# INSTRUCTIONS FOR THE TASK
Copy out every line that contains the word "Yield".

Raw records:
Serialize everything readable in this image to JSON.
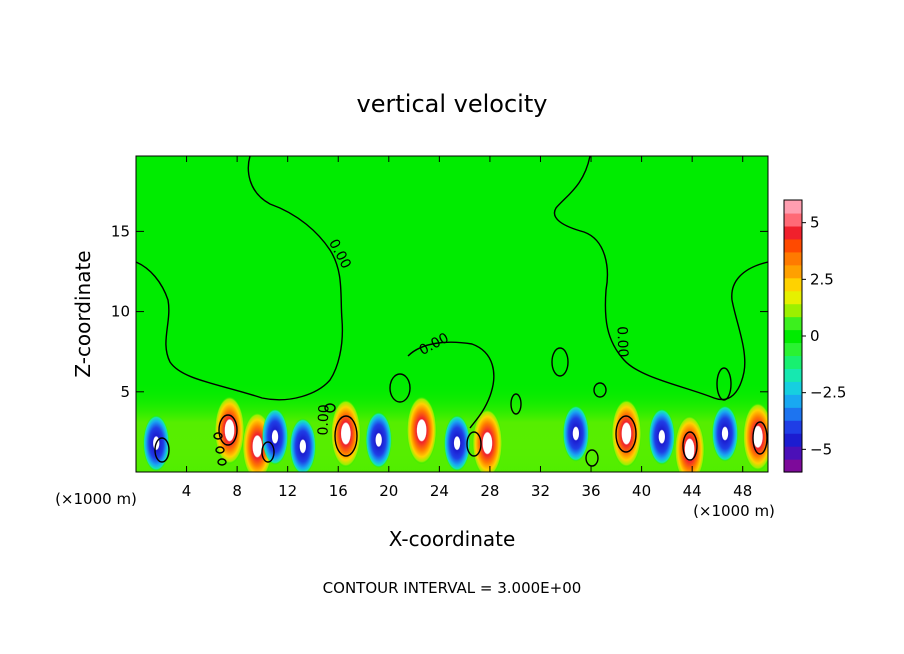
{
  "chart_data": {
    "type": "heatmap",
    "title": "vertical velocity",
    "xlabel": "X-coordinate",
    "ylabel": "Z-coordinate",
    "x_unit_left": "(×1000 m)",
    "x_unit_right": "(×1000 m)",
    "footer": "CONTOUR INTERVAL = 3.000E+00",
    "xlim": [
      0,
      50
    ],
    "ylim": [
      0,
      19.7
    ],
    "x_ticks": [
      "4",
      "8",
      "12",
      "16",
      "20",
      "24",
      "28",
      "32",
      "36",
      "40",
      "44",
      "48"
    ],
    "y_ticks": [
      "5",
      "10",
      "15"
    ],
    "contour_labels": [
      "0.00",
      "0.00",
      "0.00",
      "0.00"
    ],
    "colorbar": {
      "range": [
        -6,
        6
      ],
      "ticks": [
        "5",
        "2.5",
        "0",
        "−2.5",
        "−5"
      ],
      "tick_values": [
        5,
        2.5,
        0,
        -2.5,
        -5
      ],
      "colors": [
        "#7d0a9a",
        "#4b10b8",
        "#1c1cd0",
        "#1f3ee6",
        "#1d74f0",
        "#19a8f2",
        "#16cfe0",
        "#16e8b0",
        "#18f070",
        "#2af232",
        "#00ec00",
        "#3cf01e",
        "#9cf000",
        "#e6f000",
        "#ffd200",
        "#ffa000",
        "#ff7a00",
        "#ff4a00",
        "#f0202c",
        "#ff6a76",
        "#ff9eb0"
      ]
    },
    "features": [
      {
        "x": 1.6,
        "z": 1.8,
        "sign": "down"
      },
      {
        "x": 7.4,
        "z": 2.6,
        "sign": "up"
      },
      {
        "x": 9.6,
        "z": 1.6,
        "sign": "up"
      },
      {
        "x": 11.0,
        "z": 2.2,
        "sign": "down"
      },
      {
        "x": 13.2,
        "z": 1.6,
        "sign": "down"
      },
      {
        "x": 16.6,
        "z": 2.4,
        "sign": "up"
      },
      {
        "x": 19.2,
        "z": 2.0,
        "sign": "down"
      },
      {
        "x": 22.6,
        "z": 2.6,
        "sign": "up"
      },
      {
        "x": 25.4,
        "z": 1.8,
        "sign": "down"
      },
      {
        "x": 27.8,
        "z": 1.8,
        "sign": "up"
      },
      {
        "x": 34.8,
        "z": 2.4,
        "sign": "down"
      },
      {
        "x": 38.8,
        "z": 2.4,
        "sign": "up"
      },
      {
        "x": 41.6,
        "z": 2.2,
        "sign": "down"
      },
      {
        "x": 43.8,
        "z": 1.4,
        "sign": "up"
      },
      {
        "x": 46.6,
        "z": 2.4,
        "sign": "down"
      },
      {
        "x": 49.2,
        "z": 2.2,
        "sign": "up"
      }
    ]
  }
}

==

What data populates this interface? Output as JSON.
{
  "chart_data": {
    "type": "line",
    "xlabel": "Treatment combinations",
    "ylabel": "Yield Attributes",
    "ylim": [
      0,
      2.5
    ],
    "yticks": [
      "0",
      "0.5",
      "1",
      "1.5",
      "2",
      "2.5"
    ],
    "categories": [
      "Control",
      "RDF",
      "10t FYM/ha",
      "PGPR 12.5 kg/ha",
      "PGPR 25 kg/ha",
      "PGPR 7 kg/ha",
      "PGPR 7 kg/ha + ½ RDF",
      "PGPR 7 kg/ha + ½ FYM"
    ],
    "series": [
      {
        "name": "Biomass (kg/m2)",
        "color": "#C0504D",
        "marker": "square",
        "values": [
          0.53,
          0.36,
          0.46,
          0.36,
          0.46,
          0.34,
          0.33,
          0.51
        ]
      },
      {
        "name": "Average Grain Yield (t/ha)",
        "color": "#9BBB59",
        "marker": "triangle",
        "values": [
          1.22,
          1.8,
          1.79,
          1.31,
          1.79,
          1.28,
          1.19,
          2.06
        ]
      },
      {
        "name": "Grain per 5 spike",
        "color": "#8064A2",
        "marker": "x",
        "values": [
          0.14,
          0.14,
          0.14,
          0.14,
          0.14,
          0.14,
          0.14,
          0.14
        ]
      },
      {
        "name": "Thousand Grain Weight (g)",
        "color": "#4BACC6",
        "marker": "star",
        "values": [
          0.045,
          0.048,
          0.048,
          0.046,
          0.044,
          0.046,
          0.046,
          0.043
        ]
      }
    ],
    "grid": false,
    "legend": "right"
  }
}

# SOLUTION BELOW
    "ylabel": "Yield Attributes",
        "name": "Average Grain Yield (t/ha)",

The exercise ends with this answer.